■ Required task: Reproduce each item below line for line, character for character, and leave the pictures out of your answer.

:: Material for the task

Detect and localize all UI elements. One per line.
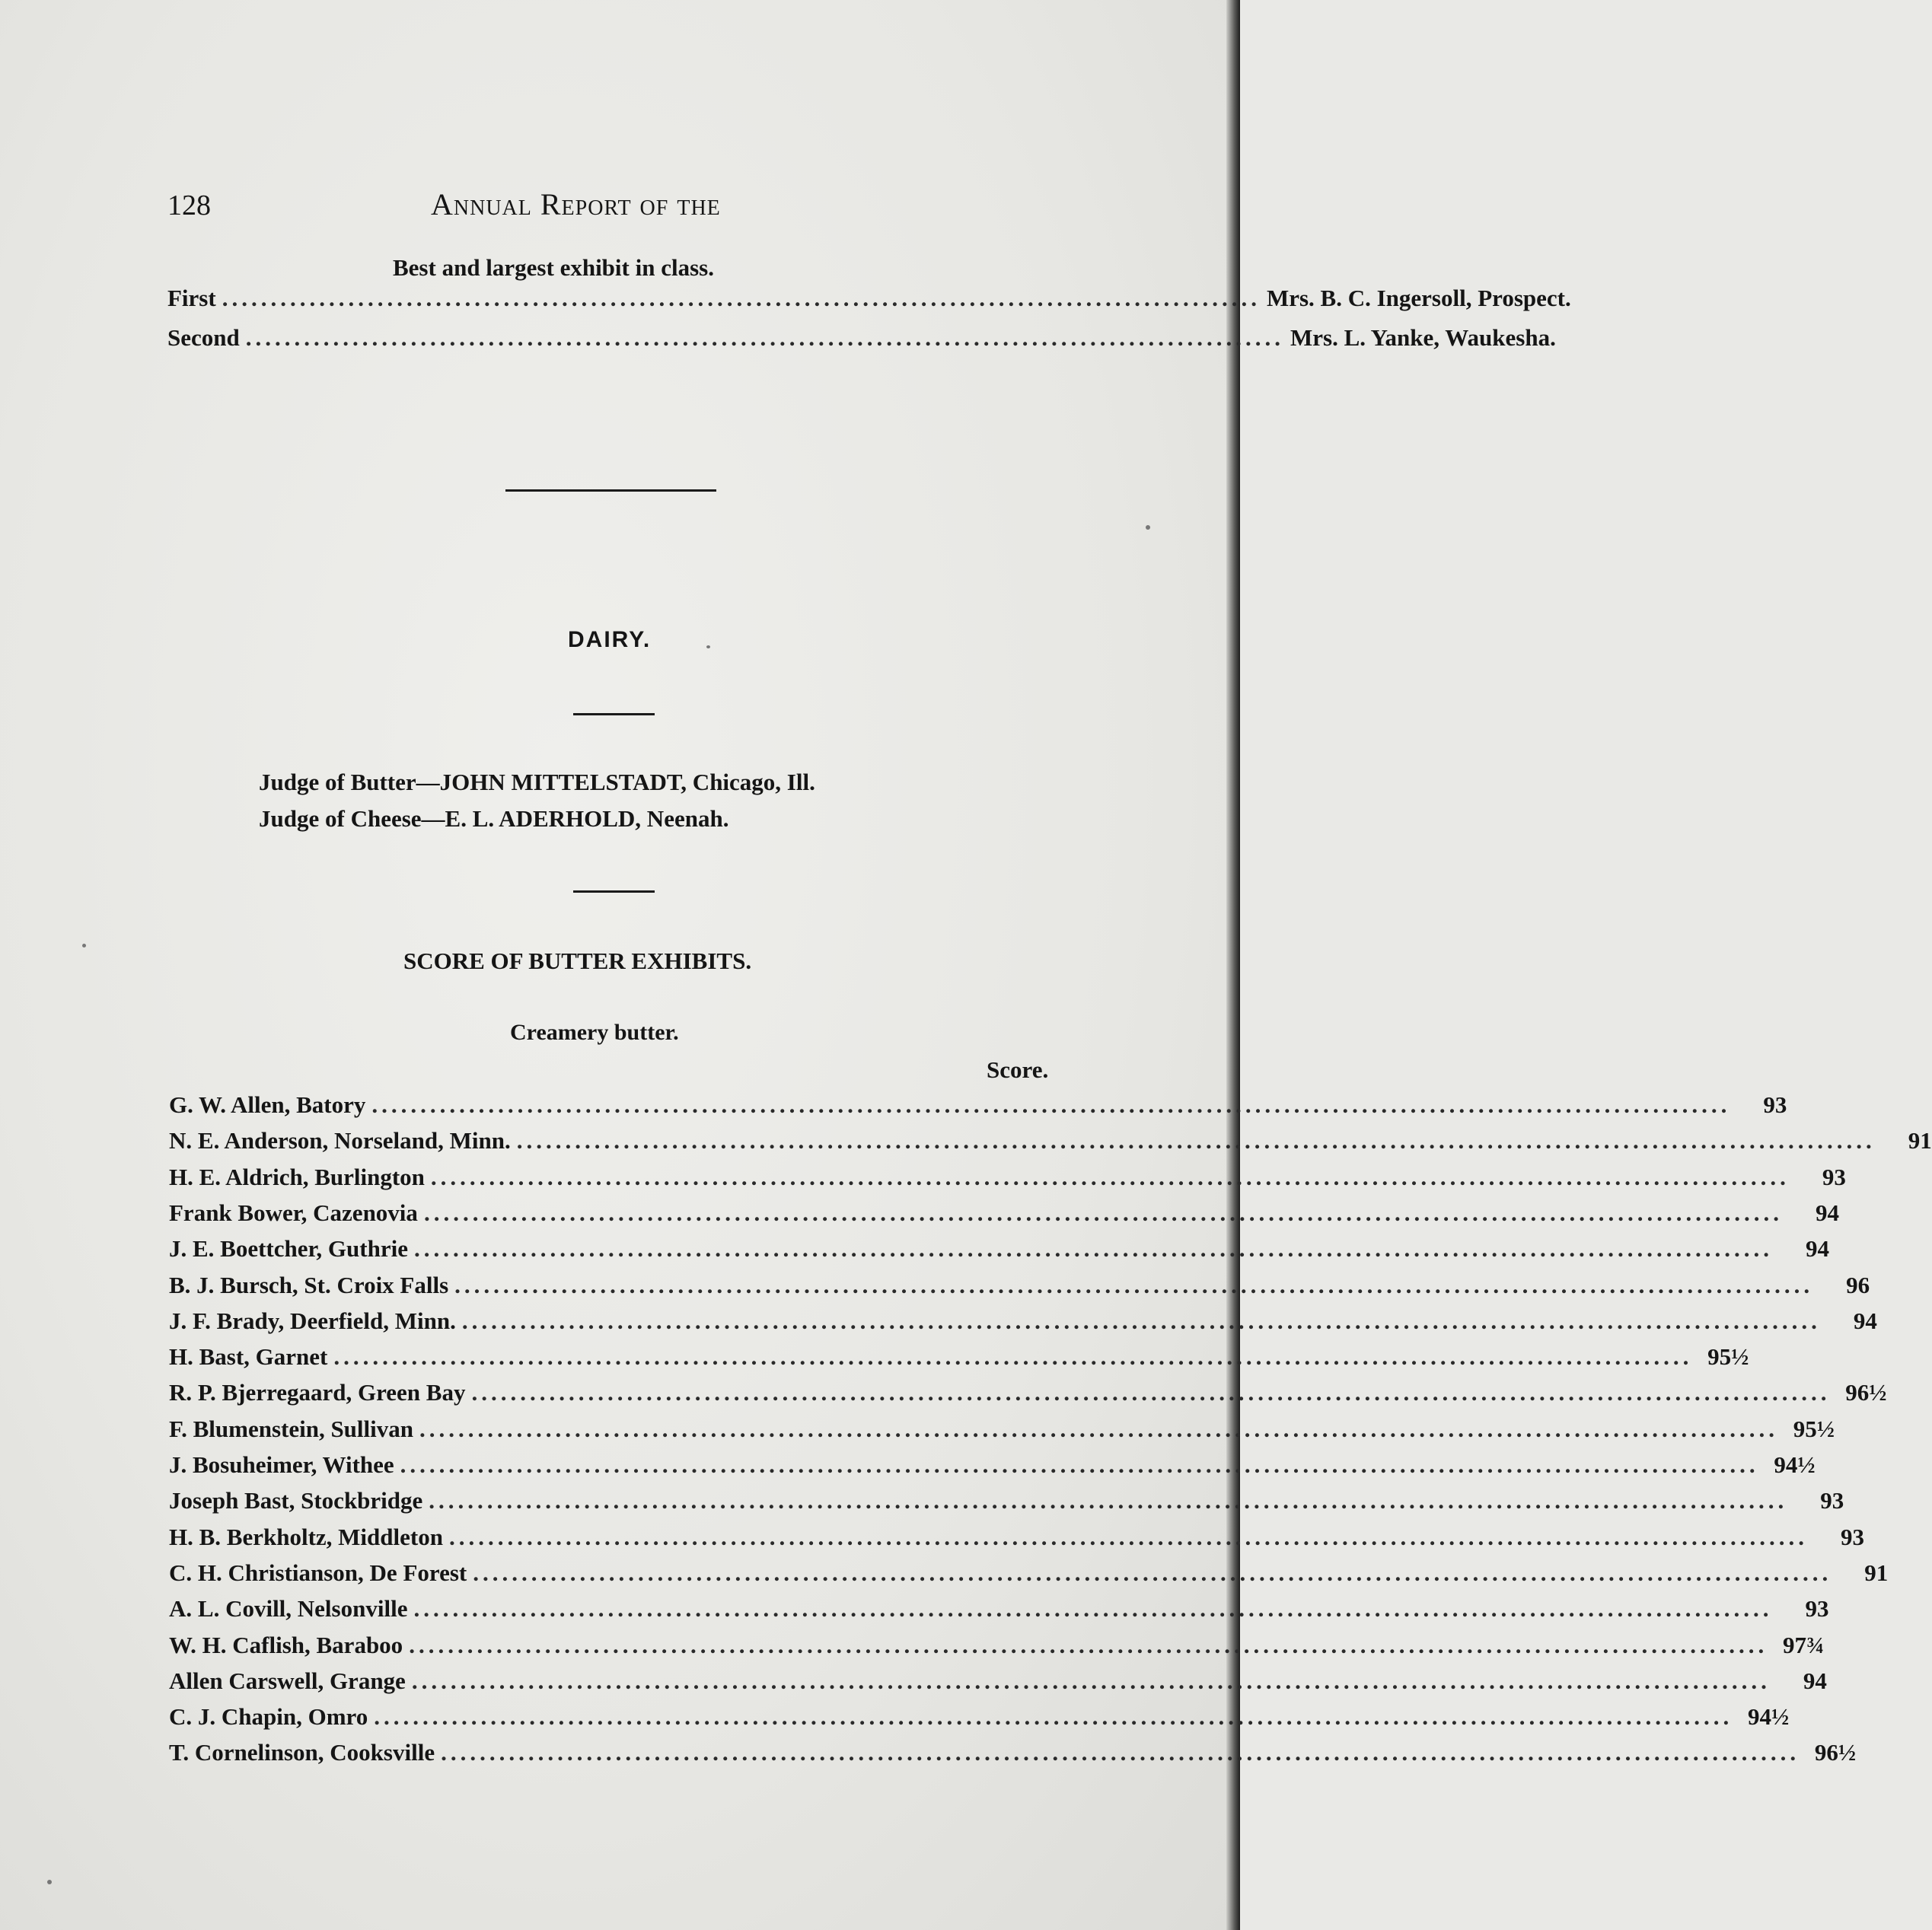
exhibit-score: 96 [1846, 1271, 1870, 1298]
exhibitor-name: H. E. Aldrich, Burlington [169, 1163, 425, 1190]
exhibit-row [169, 1667, 1827, 1701]
dot-leader: ............................................................................................................................................ [413, 1235, 1773, 1263]
exhibit-row [169, 1631, 1825, 1665]
section-divider-rule [505, 489, 716, 492]
exhibit-row [169, 1271, 1870, 1305]
exhibitor-name: G. W. Allen, Batory [169, 1091, 366, 1118]
exhibit-row [169, 1343, 1749, 1377]
exhibitor-name: C. J. Chapin, Omro [169, 1703, 368, 1731]
exhibitor-name: H. B. Berkholtz, Middleton [169, 1523, 443, 1550]
exhibit-score: 93 [1820, 1487, 1844, 1514]
exhibitor-name: Joseph Bast, Stockbridge [169, 1487, 423, 1514]
exhibit-score: 97¾ [1782, 1631, 1825, 1658]
exhibit-score: 95½ [1793, 1415, 1835, 1442]
dot-leader: ............................................................................................................................................ [448, 1523, 1808, 1550]
paper-speck [706, 645, 710, 648]
exhibit-score: 93 [1805, 1595, 1829, 1623]
exhibitor-name: B. J. Bursch, St. Croix Falls [169, 1271, 449, 1298]
exhibit-row [169, 1451, 1816, 1485]
exhibit-row [169, 1559, 1889, 1593]
running-head: Annual Report of the [431, 187, 721, 221]
category-subheading: Creamery butter. [510, 1020, 679, 1045]
prior-entry-winner: Mrs. L. Yanke, Waukesha. [1290, 324, 1556, 351]
page-number: 128 [167, 189, 211, 221]
exhibitor-name: N. E. Anderson, Norseland, Minn. [169, 1127, 511, 1154]
exhibitor-name: J. E. Boettcher, Guthrie [169, 1235, 408, 1263]
dairy-heading: DAIRY. [568, 627, 652, 652]
paper-speck [82, 944, 86, 947]
judge-butter-line: Judge of Butter—JOHN MITTELSTADT, Chicago, Ill. [259, 769, 815, 795]
dot-leader: ............................................................................................................................................ [441, 1739, 1800, 1766]
exhibit-score: 91 [1908, 1127, 1932, 1154]
score-column-header: Score. [987, 1056, 1049, 1083]
exhibit-score: 96½ [1845, 1379, 1887, 1406]
exhibit-score: 91 [1864, 1559, 1889, 1586]
exhibit-score: 94½ [1748, 1703, 1790, 1731]
exhibit-row [169, 1703, 1790, 1737]
exhibitor-name: T. Cornelinson, Cooksville [169, 1739, 435, 1766]
prior-entry-place: First [167, 285, 216, 311]
judge-cheese-line: Judge of Cheese—E. L. ADERHOLD, Neenah. [259, 805, 729, 832]
short-rule [573, 713, 655, 715]
dot-leader: ........................................................................................................... [245, 324, 1284, 351]
exhibit-score: 94 [1853, 1307, 1877, 1334]
exhibit-row [169, 1415, 1835, 1449]
exhibitor-name: C. H. Christianson, De Forest [169, 1559, 467, 1586]
dot-leader: ............................................................................................................................................ [429, 1487, 1788, 1514]
dot-leader: ............................................................................................................................................ [409, 1631, 1768, 1658]
exhibit-row [169, 1307, 1877, 1341]
exhibit-row [169, 1739, 1857, 1772]
score-table-title: SCORE OF BUTTER EXHIBITS. [403, 947, 752, 974]
paper-speck [47, 1880, 52, 1884]
exhibitor-name: R. P. Bjerregaard, Green Bay [169, 1379, 466, 1406]
dot-leader: ............................................................................................................................................ [400, 1451, 1759, 1478]
prior-entry-row [167, 285, 1571, 318]
exhibit-score: 93 [1840, 1523, 1864, 1550]
exhibitor-name: Frank Bower, Cazenovia [169, 1199, 418, 1226]
dot-leader: ............................................................................................................................................ [516, 1127, 1876, 1154]
exhibit-row [169, 1595, 1829, 1629]
exhibitor-name: F. Blumenstein, Sullivan [169, 1415, 414, 1442]
dot-leader: ............................................................................................................................................ [430, 1163, 1790, 1190]
exhibit-score: 94 [1815, 1199, 1839, 1226]
prior-entry-place: Second [167, 324, 240, 351]
dot-leader: ............................................................................................................................................ [473, 1559, 1832, 1586]
exhibit-score: 94 [1805, 1235, 1829, 1263]
prior-entry-row [167, 324, 1556, 358]
exhibit-row [169, 1091, 1787, 1125]
prior-entry-winner: Mrs. B. C. Ingersoll, Prospect. [1266, 285, 1571, 311]
exhibit-score: 93 [1763, 1091, 1787, 1118]
exhibit-row [169, 1487, 1844, 1521]
exhibit-row [169, 1379, 1887, 1412]
dot-leader: ............................................................................................................................................ [454, 1271, 1814, 1298]
exhibitor-name: W. H. Caflish, Baraboo [169, 1631, 403, 1658]
dot-leader: ............................................................................................................................................ [471, 1379, 1831, 1406]
exhibit-row [169, 1163, 1846, 1197]
dot-leader: ............................................................................................................................................ [411, 1667, 1771, 1694]
dot-leader: ............................................................................................................................................ [413, 1595, 1773, 1623]
exhibit-row [169, 1523, 1864, 1557]
dot-leader: ............................................................................................................................................ [333, 1343, 1693, 1371]
exhibit-score: 93 [1822, 1163, 1846, 1190]
exhibit-score: 94 [1803, 1667, 1827, 1694]
exhibitor-name: J. F. Brady, Deerfield, Minn. [169, 1307, 456, 1334]
exhibit-row [169, 1235, 1829, 1269]
exhibitor-name: A. L. Covill, Nelsonville [169, 1595, 408, 1623]
exhibitor-name: H. Bast, Garnet [169, 1343, 328, 1371]
dot-leader: ............................................................................................................................................ [371, 1091, 1731, 1118]
prior-section-title: Best and largest exhibit in class. [393, 254, 714, 281]
exhibit-row [169, 1199, 1839, 1233]
dot-leader: ........................................................................................................... [222, 285, 1261, 311]
exhibitor-name: Allen Carswell, Grange [169, 1667, 406, 1694]
dot-leader: ............................................................................................................................................ [419, 1415, 1779, 1442]
dot-leader: ............................................................................................................................................ [461, 1307, 1821, 1334]
exhibit-score: 94½ [1774, 1451, 1816, 1478]
dot-leader: ............................................................................................................................................ [374, 1703, 1733, 1731]
exhibitor-name: J. Bosuheimer, Withee [169, 1451, 394, 1478]
dot-leader: ............................................................................................................................................ [423, 1199, 1783, 1226]
exhibit-score: 95½ [1707, 1343, 1749, 1371]
exhibit-row [169, 1127, 1932, 1161]
exhibit-score: 96½ [1814, 1739, 1857, 1766]
paper-speck [1146, 525, 1150, 530]
short-rule [573, 890, 655, 893]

::::

■ Answer to the task:
Detect and localize all UI elements. One per line.
exhibit-score: 96 [1846, 1271, 1870, 1298]
exhibitor-name: H. E. Aldrich, Burlington [169, 1163, 425, 1190]
exhibit-row [169, 1667, 1827, 1701]
dot-leader: ............................................................................................................................................ [413, 1235, 1773, 1263]
exhibit-row [169, 1631, 1825, 1665]
section-divider-rule [505, 489, 716, 492]
exhibit-row [169, 1271, 1870, 1305]
exhibitor-name: G. W. Allen, Batory [169, 1091, 366, 1118]
exhibit-row [169, 1343, 1749, 1377]
exhibitor-name: C. J. Chapin, Omro [169, 1703, 368, 1731]
exhibitor-name: H. B. Berkholtz, Middleton [169, 1523, 443, 1550]
exhibit-score: 93 [1820, 1487, 1844, 1514]
exhibitor-name: Joseph Bast, Stockbridge [169, 1487, 423, 1514]
exhibit-score: 97¾ [1782, 1631, 1825, 1658]
exhibit-score: 95½ [1793, 1415, 1835, 1442]
dot-leader: ............................................................................................................................................ [448, 1523, 1808, 1550]
paper-speck [706, 645, 710, 648]
exhibit-score: 93 [1805, 1595, 1829, 1623]
exhibitor-name: B. J. Bursch, St. Croix Falls [169, 1271, 449, 1298]
exhibit-row [169, 1451, 1816, 1485]
exhibit-row [169, 1559, 1889, 1593]
running-head: Annual Report of the [431, 187, 721, 221]
category-subheading: Creamery butter. [510, 1020, 679, 1045]
prior-entry-winner: Mrs. L. Yanke, Waukesha. [1290, 324, 1556, 351]
page-number: 128 [167, 189, 211, 221]
exhibitor-name: N. E. Anderson, Norseland, Minn. [169, 1127, 511, 1154]
exhibitor-name: J. E. Boettcher, Guthrie [169, 1235, 408, 1263]
dairy-heading: DAIRY. [568, 627, 652, 652]
paper-speck [82, 944, 86, 947]
judge-butter-line: Judge of Butter—JOHN MITTELSTADT, Chicago, Ill. [259, 769, 815, 795]
dot-leader: ............................................................................................................................................ [441, 1739, 1800, 1766]
exhibit-score: 91 [1908, 1127, 1932, 1154]
score-column-header: Score. [987, 1056, 1049, 1083]
exhibit-score: 96½ [1845, 1379, 1887, 1406]
exhibit-score: 91 [1864, 1559, 1889, 1586]
exhibit-score: 94½ [1748, 1703, 1790, 1731]
exhibit-row [169, 1703, 1790, 1737]
exhibitor-name: T. Cornelinson, Cooksville [169, 1739, 435, 1766]
prior-entry-place: First [167, 285, 216, 311]
judge-cheese-line: Judge of Cheese—E. L. ADERHOLD, Neenah. [259, 805, 729, 832]
short-rule [573, 713, 655, 715]
dot-leader: ........................................................................................................... [245, 324, 1284, 351]
exhibit-score: 94 [1853, 1307, 1877, 1334]
exhibit-row [169, 1415, 1835, 1449]
exhibitor-name: C. H. Christianson, De Forest [169, 1559, 467, 1586]
dot-leader: ............................................................................................................................................ [429, 1487, 1788, 1514]
dot-leader: ............................................................................................................................................ [409, 1631, 1768, 1658]
exhibit-row [169, 1307, 1877, 1341]
exhibit-row [169, 1739, 1857, 1772]
score-table-title: SCORE OF BUTTER EXHIBITS. [403, 947, 752, 974]
paper-speck [47, 1880, 52, 1884]
exhibitor-name: R. P. Bjerregaard, Green Bay [169, 1379, 466, 1406]
dot-leader: ............................................................................................................................................ [400, 1451, 1759, 1478]
prior-entry-row [167, 285, 1571, 318]
exhibit-score: 93 [1840, 1523, 1864, 1550]
exhibitor-name: Frank Bower, Cazenovia [169, 1199, 418, 1226]
dot-leader: ............................................................................................................................................ [516, 1127, 1876, 1154]
exhibit-row [169, 1595, 1829, 1629]
exhibitor-name: F. Blumenstein, Sullivan [169, 1415, 414, 1442]
dot-leader: ............................................................................................................................................ [430, 1163, 1790, 1190]
exhibit-score: 94 [1815, 1199, 1839, 1226]
prior-entry-place: Second [167, 324, 240, 351]
dot-leader: ............................................................................................................................................ [473, 1559, 1832, 1586]
exhibit-score: 94 [1805, 1235, 1829, 1263]
prior-entry-row [167, 324, 1556, 358]
exhibit-row [169, 1091, 1787, 1125]
prior-entry-winner: Mrs. B. C. Ingersoll, Prospect. [1266, 285, 1571, 311]
exhibit-score: 93 [1763, 1091, 1787, 1118]
exhibit-row [169, 1487, 1844, 1521]
exhibit-row [169, 1379, 1887, 1412]
dot-leader: ............................................................................................................................................ [454, 1271, 1814, 1298]
exhibitor-name: W. H. Caflish, Baraboo [169, 1631, 403, 1658]
dot-leader: ............................................................................................................................................ [471, 1379, 1831, 1406]
exhibit-row [169, 1163, 1846, 1197]
dot-leader: ............................................................................................................................................ [411, 1667, 1771, 1694]
dot-leader: ............................................................................................................................................ [413, 1595, 1773, 1623]
exhibit-row [169, 1523, 1864, 1557]
dot-leader: ............................................................................................................................................ [333, 1343, 1693, 1371]
exhibit-score: 93 [1822, 1163, 1846, 1190]
exhibit-score: 94 [1803, 1667, 1827, 1694]
exhibitor-name: J. F. Brady, Deerfield, Minn. [169, 1307, 456, 1334]
exhibit-row [169, 1235, 1829, 1269]
exhibitor-name: A. L. Covill, Nelsonville [169, 1595, 408, 1623]
exhibitor-name: H. Bast, Garnet [169, 1343, 328, 1371]
dot-leader: ............................................................................................................................................ [371, 1091, 1731, 1118]
prior-section-title: Best and largest exhibit in class. [393, 254, 714, 281]
exhibit-row [169, 1199, 1839, 1233]
dot-leader: ........................................................................................................... [222, 285, 1261, 311]
exhibitor-name: Allen Carswell, Grange [169, 1667, 406, 1694]
dot-leader: ............................................................................................................................................ [419, 1415, 1779, 1442]
dot-leader: ............................................................................................................................................ [461, 1307, 1821, 1334]
exhibit-score: 94½ [1774, 1451, 1816, 1478]
dot-leader: ............................................................................................................................................ [374, 1703, 1733, 1731]
exhibitor-name: J. Bosuheimer, Withee [169, 1451, 394, 1478]
dot-leader: ............................................................................................................................................ [423, 1199, 1783, 1226]
exhibit-score: 95½ [1707, 1343, 1749, 1371]
exhibit-row [169, 1127, 1932, 1161]
exhibit-score: 96½ [1814, 1739, 1857, 1766]
paper-speck [1146, 525, 1150, 530]
short-rule [573, 890, 655, 893]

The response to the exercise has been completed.